**Work instructions**
Pick out each line with the word "treatment" from the material that follows.

**Available data**
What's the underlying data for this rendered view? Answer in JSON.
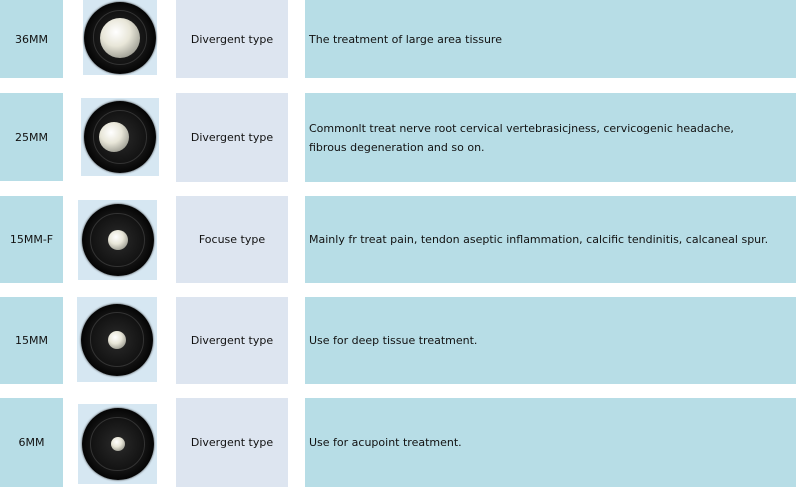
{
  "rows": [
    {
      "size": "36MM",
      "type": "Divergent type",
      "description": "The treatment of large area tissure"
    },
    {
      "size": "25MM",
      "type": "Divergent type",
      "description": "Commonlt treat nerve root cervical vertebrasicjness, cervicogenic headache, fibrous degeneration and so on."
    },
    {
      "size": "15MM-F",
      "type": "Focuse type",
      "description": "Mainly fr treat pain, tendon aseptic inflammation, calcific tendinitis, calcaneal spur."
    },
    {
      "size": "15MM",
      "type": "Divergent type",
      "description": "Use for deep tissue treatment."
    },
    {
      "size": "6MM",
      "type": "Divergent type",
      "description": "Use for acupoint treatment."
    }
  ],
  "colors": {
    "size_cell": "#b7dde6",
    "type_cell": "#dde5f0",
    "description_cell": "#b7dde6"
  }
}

**Task response**
      "description": "The treatment of large area tissure"
      "description": "Use for deep tissue treatment."
      "description": "Use for acupoint treatment."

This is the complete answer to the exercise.